**Problem**
From the listing below, pull each line that includes "JSON".

***** Dataset excerpts

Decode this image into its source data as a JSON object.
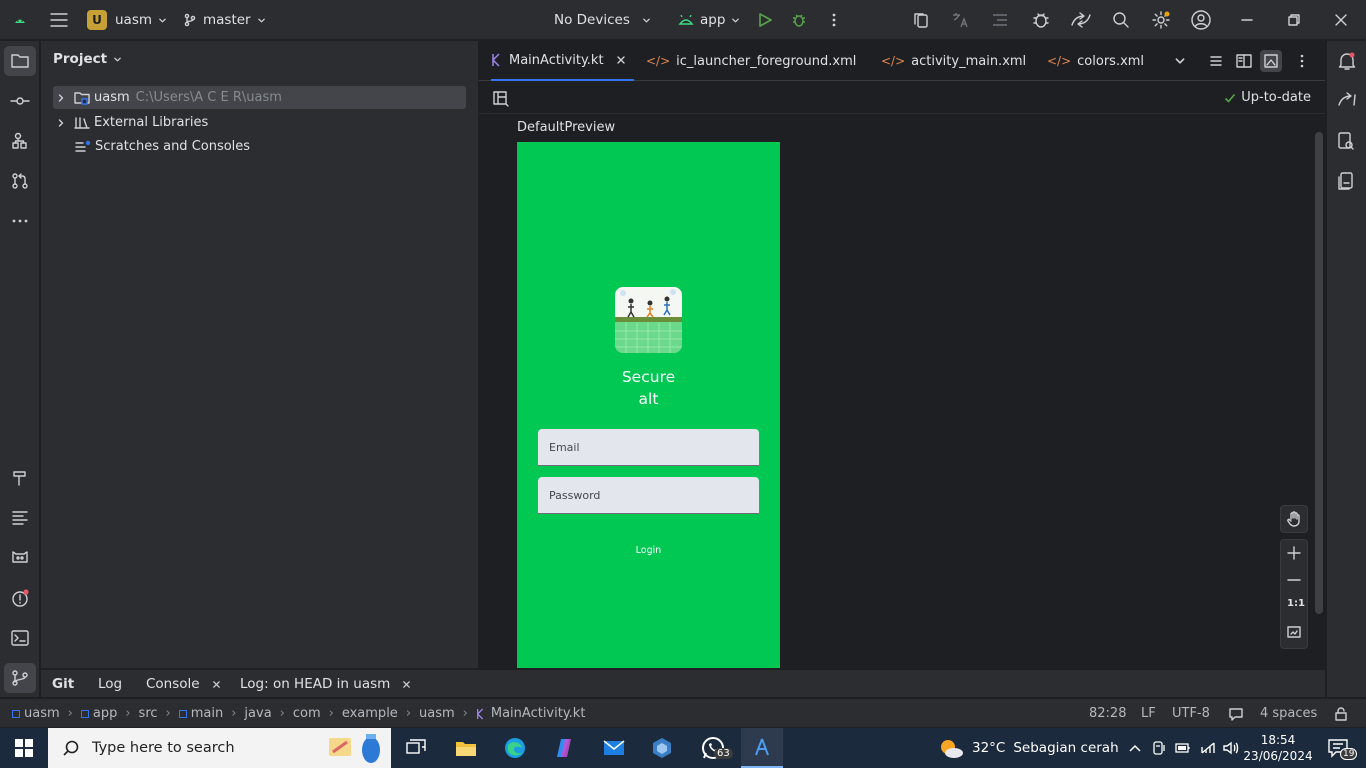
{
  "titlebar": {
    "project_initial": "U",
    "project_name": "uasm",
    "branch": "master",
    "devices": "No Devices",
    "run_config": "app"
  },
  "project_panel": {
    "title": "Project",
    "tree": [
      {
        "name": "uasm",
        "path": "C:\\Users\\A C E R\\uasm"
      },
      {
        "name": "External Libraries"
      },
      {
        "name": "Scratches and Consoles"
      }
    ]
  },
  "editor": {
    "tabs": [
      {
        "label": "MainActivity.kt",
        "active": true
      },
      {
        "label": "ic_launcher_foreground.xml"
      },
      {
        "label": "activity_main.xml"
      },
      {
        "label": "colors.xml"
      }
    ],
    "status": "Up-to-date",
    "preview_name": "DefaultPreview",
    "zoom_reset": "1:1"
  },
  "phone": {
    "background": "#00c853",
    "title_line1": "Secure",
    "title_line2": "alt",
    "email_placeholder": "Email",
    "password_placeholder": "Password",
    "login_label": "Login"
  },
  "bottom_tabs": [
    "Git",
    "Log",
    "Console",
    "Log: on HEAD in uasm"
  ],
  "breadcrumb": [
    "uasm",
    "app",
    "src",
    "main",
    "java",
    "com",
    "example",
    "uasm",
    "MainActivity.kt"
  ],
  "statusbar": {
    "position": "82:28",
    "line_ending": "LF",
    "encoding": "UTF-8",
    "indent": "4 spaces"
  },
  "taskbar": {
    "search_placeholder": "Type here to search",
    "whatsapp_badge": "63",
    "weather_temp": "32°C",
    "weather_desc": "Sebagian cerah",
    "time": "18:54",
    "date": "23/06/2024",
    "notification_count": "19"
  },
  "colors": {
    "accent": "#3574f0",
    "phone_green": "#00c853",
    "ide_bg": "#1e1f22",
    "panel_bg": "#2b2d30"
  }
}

**********
***** Dataset excerpts

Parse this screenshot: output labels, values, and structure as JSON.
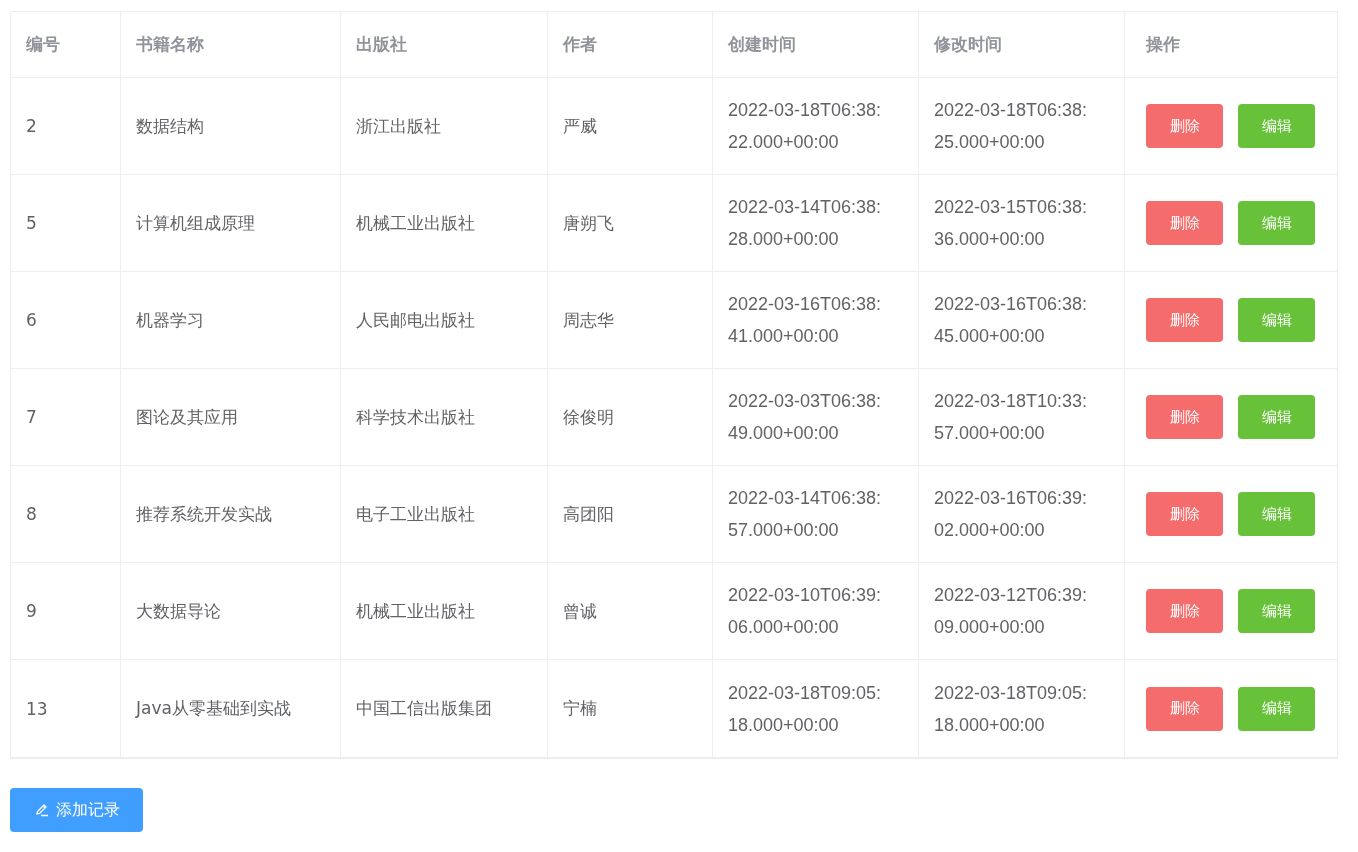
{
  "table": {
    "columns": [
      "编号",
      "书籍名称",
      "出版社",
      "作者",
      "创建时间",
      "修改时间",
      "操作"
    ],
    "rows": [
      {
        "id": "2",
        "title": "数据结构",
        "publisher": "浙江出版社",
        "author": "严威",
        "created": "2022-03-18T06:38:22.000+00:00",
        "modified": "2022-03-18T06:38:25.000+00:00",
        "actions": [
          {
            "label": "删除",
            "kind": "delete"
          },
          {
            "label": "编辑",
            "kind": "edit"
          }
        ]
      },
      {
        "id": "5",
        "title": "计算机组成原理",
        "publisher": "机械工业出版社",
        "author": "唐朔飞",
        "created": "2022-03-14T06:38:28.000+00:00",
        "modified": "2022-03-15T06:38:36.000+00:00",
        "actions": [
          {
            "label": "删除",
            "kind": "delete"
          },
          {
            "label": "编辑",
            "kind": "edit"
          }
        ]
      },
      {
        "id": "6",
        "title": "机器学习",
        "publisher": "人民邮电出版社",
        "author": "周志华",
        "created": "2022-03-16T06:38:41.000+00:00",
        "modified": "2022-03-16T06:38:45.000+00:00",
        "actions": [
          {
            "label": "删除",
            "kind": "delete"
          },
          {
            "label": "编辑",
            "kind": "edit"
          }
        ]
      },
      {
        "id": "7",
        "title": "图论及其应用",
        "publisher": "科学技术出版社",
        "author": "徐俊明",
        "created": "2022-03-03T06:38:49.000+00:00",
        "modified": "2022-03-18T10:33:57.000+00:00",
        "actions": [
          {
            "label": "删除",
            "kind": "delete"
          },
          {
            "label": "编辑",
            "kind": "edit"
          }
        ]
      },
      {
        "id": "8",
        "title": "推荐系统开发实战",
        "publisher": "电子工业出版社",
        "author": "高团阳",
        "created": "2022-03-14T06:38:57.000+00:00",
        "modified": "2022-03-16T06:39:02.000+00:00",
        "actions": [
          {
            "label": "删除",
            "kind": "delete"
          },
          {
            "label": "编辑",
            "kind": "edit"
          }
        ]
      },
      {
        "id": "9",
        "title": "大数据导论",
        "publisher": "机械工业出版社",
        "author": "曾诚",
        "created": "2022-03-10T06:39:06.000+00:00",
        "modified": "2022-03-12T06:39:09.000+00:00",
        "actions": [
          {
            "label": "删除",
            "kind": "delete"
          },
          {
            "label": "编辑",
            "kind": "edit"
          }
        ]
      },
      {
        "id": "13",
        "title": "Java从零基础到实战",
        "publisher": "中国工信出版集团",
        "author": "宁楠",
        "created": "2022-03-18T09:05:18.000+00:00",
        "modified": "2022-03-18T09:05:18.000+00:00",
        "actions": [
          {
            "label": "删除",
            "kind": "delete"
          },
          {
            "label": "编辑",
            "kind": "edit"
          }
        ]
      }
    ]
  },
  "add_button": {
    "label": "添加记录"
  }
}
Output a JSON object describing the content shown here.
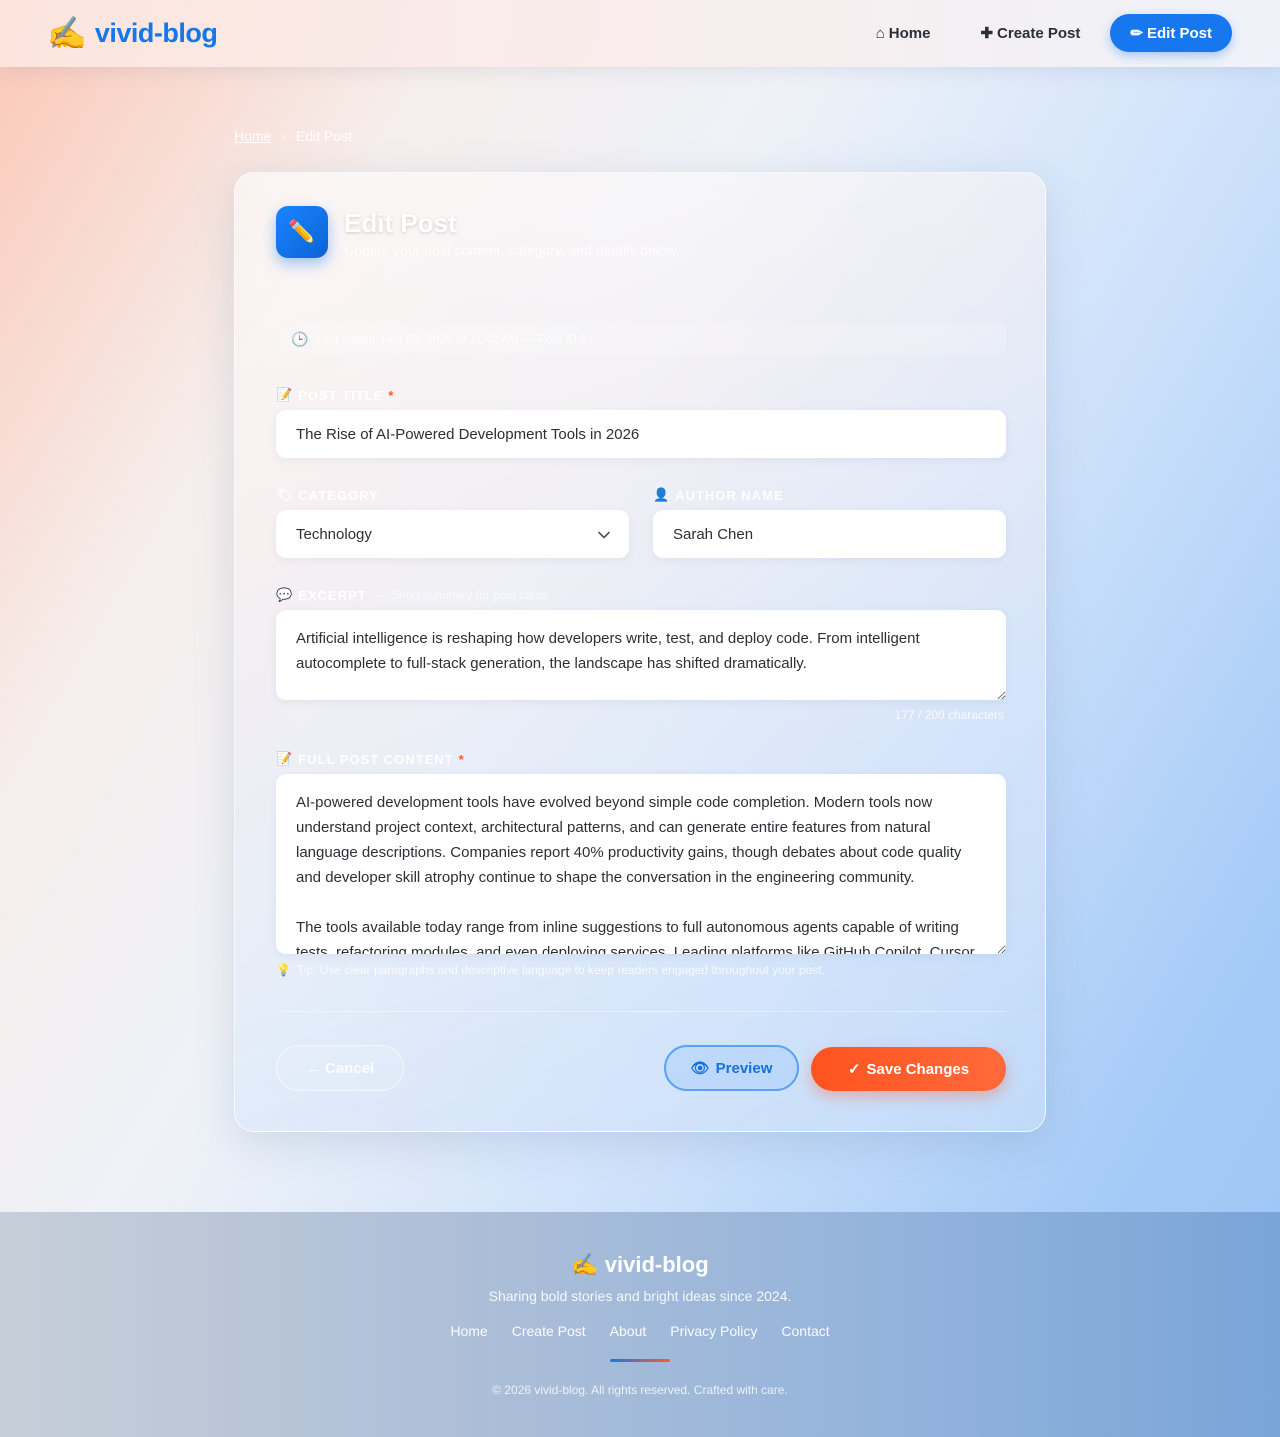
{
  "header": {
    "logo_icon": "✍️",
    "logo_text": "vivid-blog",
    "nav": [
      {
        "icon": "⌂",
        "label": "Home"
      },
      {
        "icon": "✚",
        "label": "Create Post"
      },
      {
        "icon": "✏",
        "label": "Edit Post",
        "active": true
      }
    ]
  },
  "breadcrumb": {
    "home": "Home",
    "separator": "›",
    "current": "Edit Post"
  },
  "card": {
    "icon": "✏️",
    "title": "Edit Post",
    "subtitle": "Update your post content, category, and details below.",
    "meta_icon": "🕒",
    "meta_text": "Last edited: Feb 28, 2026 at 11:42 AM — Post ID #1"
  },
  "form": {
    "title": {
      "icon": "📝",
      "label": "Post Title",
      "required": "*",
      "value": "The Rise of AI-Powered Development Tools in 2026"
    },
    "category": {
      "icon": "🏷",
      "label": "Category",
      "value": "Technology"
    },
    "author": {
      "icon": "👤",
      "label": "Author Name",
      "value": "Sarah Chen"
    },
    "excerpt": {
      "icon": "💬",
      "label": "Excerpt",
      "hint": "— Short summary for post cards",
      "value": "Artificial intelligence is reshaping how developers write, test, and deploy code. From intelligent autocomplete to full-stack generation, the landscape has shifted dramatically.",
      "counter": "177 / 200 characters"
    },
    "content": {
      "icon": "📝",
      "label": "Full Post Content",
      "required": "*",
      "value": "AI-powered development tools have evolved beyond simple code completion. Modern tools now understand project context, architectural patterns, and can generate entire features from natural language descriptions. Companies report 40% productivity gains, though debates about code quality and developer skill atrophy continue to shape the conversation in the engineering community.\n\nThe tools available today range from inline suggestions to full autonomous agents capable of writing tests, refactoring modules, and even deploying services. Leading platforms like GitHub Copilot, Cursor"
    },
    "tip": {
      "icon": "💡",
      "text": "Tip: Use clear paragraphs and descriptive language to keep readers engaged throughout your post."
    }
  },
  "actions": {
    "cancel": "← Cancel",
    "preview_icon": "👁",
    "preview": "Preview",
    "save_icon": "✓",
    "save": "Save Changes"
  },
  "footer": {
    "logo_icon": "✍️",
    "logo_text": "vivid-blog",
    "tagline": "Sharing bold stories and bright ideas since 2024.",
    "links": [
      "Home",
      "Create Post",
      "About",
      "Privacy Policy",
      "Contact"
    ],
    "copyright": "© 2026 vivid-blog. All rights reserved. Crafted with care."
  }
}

**********
***** Dataset excerpts

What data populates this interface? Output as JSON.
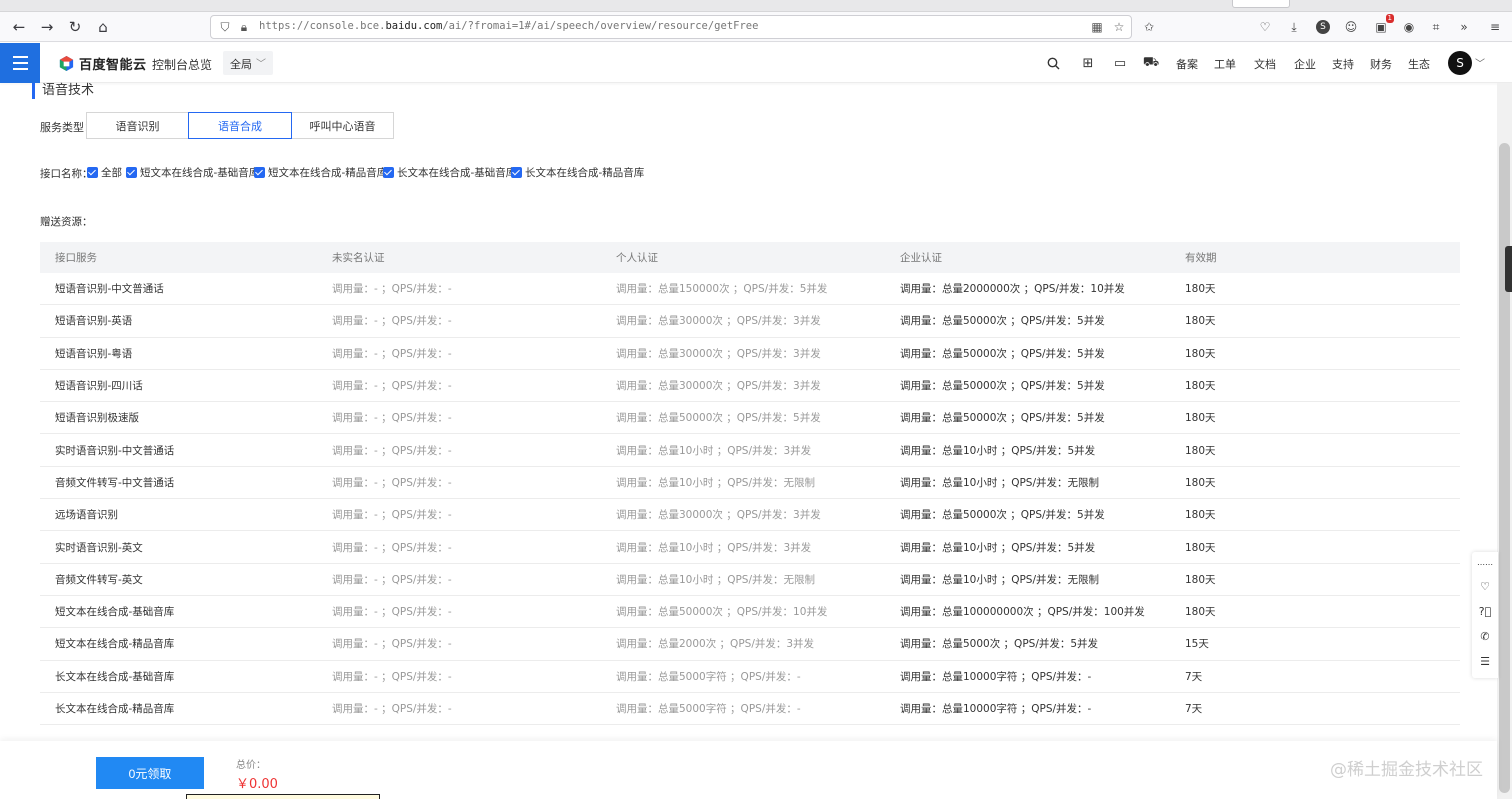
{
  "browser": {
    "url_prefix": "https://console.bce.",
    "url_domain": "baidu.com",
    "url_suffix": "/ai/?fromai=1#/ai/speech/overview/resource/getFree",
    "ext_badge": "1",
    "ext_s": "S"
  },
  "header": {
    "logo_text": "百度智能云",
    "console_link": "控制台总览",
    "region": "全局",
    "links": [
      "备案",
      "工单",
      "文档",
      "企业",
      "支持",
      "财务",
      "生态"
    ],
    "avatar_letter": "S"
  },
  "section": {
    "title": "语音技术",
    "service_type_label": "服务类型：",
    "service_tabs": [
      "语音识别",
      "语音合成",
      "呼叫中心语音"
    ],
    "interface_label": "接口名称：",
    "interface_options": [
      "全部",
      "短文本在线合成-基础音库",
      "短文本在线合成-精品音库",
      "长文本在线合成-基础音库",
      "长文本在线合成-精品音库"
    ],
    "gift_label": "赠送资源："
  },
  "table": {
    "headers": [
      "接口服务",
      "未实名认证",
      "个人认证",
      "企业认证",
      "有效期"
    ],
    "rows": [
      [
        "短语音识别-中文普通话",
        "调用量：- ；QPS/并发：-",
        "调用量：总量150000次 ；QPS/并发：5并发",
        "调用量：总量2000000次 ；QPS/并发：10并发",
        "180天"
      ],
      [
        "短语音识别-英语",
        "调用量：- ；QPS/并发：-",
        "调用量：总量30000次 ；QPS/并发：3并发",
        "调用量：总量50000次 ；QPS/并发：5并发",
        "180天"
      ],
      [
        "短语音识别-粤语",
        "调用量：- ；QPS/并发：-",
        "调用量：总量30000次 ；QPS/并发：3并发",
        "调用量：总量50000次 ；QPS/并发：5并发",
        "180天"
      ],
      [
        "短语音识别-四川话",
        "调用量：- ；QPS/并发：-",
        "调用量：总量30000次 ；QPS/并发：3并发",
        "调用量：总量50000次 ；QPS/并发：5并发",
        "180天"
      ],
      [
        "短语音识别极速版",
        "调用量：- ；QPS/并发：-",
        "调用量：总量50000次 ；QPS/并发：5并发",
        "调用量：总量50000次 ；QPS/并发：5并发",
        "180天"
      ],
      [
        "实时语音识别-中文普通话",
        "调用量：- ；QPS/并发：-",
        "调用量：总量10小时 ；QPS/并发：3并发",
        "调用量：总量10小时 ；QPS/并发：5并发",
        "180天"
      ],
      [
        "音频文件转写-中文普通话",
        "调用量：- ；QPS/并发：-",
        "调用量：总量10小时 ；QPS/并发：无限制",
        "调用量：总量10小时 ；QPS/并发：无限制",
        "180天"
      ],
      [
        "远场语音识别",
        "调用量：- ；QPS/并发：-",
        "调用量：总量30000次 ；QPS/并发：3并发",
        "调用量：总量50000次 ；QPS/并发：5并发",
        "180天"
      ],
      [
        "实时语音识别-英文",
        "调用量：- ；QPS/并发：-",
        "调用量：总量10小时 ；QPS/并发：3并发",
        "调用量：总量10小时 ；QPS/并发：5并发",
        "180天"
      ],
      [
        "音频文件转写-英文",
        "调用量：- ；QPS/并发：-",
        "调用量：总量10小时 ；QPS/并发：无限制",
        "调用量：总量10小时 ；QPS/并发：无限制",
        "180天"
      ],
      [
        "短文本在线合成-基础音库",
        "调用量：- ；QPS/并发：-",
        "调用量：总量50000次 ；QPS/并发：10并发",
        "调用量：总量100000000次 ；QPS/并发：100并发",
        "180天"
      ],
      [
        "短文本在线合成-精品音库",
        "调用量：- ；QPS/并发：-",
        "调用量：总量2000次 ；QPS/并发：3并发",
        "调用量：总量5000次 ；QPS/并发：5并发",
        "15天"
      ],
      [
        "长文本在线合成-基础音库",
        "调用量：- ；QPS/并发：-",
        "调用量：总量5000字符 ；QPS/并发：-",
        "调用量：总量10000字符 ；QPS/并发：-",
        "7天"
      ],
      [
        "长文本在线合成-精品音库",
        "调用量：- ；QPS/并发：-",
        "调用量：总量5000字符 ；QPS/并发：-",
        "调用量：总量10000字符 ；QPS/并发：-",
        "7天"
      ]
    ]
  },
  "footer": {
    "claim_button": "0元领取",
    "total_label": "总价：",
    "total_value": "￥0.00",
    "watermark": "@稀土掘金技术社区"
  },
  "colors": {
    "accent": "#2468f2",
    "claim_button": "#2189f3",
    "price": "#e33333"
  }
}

**********

**Solution for this exercise**
Decode this image into its source data as a JSON object.
Parse this screenshot: output labels, values, and structure as JSON.
Output a JSON object describing the content shown here.
What data populates this interface? Output as JSON.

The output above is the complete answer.